Data section:
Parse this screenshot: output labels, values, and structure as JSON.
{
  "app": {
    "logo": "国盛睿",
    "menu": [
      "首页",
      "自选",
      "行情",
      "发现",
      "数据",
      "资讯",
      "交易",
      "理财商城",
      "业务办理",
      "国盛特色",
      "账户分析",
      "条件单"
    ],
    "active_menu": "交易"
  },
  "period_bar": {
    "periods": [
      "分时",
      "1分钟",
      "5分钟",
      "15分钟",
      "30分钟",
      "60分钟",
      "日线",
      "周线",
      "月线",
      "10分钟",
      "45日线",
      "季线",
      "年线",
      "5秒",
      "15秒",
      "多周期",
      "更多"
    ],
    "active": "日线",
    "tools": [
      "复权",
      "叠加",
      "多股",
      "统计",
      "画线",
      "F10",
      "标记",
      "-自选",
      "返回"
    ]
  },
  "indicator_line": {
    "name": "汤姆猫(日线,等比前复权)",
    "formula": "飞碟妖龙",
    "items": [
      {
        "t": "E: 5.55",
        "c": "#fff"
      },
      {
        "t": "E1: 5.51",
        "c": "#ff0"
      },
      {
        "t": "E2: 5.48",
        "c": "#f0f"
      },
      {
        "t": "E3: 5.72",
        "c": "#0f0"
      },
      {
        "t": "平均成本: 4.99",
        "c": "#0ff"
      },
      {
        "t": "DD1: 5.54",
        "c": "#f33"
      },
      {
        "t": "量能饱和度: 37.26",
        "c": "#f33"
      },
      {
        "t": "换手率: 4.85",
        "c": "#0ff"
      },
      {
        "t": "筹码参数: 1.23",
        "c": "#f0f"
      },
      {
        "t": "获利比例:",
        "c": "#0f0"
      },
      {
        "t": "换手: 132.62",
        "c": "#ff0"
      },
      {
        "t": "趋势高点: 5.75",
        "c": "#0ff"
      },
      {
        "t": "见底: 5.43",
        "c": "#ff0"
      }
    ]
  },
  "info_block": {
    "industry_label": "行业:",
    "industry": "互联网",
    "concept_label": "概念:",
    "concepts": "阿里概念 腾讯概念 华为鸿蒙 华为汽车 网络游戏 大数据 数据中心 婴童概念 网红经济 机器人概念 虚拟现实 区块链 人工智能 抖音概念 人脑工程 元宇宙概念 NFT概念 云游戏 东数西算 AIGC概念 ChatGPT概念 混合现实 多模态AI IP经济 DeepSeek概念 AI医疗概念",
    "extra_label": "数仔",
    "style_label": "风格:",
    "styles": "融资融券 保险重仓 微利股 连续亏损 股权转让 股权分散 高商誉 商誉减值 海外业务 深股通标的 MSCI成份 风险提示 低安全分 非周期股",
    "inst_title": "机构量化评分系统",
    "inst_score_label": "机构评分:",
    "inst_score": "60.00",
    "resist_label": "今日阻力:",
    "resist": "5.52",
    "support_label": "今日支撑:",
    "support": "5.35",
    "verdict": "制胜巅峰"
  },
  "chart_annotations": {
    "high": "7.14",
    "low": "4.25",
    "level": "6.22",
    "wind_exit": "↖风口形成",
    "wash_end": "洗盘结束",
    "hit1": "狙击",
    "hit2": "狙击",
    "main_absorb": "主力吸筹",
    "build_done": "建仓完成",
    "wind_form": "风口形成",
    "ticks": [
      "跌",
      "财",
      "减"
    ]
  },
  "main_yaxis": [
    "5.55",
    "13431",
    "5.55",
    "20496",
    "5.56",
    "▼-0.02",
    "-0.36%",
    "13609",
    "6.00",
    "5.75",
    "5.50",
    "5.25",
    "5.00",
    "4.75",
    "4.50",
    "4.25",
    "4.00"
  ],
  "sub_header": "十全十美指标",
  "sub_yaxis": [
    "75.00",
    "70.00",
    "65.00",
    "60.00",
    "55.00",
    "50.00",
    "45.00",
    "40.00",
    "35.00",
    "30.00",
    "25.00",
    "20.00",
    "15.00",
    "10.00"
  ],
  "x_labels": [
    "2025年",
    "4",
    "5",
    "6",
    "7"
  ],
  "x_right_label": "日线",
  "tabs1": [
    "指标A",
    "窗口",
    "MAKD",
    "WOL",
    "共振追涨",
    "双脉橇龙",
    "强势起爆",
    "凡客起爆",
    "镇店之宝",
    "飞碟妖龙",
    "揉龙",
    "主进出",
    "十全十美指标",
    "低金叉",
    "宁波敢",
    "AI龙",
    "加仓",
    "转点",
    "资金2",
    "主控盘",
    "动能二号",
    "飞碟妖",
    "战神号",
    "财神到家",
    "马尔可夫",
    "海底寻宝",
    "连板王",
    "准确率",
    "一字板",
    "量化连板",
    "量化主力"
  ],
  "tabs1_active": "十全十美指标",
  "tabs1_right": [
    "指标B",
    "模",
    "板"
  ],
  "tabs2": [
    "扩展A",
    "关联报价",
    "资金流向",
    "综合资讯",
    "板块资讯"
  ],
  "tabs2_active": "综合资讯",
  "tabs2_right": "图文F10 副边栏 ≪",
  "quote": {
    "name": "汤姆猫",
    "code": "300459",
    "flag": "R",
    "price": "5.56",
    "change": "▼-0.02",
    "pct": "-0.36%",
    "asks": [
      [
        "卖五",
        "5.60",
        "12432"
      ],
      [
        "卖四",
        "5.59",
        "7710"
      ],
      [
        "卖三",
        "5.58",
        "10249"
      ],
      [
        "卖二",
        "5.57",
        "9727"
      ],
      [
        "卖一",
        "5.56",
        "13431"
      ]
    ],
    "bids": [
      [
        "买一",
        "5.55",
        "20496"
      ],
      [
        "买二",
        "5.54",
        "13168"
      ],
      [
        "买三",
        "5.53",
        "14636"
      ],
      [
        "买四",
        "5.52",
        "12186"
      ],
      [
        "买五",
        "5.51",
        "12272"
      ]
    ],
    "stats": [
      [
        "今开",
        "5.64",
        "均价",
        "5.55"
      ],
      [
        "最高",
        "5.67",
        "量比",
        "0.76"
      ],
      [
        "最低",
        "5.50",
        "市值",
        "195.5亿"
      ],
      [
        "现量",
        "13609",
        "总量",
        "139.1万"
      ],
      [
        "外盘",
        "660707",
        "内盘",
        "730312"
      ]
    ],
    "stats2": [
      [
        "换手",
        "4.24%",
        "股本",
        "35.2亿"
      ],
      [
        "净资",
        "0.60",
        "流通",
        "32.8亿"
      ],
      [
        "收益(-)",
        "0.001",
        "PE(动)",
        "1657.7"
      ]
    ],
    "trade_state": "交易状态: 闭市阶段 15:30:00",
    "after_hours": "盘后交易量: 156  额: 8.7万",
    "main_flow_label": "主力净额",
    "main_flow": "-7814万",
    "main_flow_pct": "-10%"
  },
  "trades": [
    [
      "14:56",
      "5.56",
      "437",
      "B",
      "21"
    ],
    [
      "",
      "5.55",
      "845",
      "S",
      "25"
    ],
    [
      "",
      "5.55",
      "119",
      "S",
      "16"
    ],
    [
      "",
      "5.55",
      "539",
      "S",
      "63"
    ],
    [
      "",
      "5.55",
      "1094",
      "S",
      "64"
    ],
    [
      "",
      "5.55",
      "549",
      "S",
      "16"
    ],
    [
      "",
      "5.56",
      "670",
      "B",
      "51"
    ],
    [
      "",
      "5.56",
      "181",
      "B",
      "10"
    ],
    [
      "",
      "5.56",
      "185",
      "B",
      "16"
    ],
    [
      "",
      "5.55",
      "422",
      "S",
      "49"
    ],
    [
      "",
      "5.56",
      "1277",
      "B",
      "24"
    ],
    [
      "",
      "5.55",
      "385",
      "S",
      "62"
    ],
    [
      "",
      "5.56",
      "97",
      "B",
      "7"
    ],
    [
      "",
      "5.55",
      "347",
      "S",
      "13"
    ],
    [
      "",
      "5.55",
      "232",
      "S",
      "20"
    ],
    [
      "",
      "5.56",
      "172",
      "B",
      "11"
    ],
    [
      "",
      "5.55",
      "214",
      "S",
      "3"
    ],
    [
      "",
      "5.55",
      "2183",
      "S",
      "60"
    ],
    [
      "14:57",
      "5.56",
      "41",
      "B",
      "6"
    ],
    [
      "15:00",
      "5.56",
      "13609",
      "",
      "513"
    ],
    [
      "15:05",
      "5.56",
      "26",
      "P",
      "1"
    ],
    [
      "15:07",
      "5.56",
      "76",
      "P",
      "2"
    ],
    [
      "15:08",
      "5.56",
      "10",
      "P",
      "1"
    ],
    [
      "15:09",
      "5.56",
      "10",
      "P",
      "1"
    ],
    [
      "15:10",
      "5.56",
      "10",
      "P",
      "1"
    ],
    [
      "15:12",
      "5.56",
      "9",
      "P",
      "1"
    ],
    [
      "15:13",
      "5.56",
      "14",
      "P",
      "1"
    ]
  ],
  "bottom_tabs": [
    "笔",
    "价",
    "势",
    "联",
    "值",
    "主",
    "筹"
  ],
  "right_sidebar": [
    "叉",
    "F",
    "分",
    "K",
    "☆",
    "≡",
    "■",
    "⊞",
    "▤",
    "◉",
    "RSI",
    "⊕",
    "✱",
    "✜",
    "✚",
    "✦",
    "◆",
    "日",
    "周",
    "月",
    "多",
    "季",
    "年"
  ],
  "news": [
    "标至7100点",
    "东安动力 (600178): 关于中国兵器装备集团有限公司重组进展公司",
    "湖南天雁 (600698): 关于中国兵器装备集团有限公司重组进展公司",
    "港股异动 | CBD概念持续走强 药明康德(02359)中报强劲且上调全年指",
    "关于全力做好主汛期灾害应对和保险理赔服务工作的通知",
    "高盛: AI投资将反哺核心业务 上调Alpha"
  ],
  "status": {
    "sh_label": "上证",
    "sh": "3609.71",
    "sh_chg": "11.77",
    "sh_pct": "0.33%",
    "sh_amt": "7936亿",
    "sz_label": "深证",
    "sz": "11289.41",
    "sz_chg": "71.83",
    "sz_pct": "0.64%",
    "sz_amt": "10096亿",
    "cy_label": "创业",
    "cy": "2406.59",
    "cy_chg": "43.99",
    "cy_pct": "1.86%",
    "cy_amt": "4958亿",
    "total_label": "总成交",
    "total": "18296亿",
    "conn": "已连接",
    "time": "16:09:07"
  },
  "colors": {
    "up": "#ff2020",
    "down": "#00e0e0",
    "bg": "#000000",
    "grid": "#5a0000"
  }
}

Exercise aim: Pick out all lines containing the string "关于中国兵器装备集团有限公司重组进展公司".

Solution for this problem:
    "东安动力 (600178): 关于中国兵器装备集团有限公司重组进展公司",
    "湖南天雁 (600698): 关于中国兵器装备集团有限公司重组进展公司",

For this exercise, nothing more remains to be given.